**Set problem**
Return only the number of lines in the entries below that hold the word "white".
■ ■ ■ ■
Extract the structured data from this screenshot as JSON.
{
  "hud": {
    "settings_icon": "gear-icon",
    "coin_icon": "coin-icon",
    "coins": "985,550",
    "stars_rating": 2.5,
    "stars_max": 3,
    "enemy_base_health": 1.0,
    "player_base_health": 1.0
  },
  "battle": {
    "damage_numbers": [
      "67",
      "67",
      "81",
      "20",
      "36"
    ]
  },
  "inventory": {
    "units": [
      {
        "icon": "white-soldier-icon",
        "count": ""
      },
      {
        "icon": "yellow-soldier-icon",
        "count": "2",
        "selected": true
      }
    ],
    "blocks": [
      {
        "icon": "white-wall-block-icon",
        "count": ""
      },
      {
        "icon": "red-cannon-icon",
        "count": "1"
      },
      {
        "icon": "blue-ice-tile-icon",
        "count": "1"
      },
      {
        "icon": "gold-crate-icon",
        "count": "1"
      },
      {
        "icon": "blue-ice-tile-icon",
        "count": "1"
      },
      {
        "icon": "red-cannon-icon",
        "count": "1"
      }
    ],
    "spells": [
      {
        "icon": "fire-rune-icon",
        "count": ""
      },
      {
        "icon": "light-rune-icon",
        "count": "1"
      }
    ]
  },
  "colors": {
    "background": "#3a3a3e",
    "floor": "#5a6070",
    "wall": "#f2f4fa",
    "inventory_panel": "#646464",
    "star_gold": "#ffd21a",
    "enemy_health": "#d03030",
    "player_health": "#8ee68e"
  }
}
■ ■ ■ ■
**Written reply**
2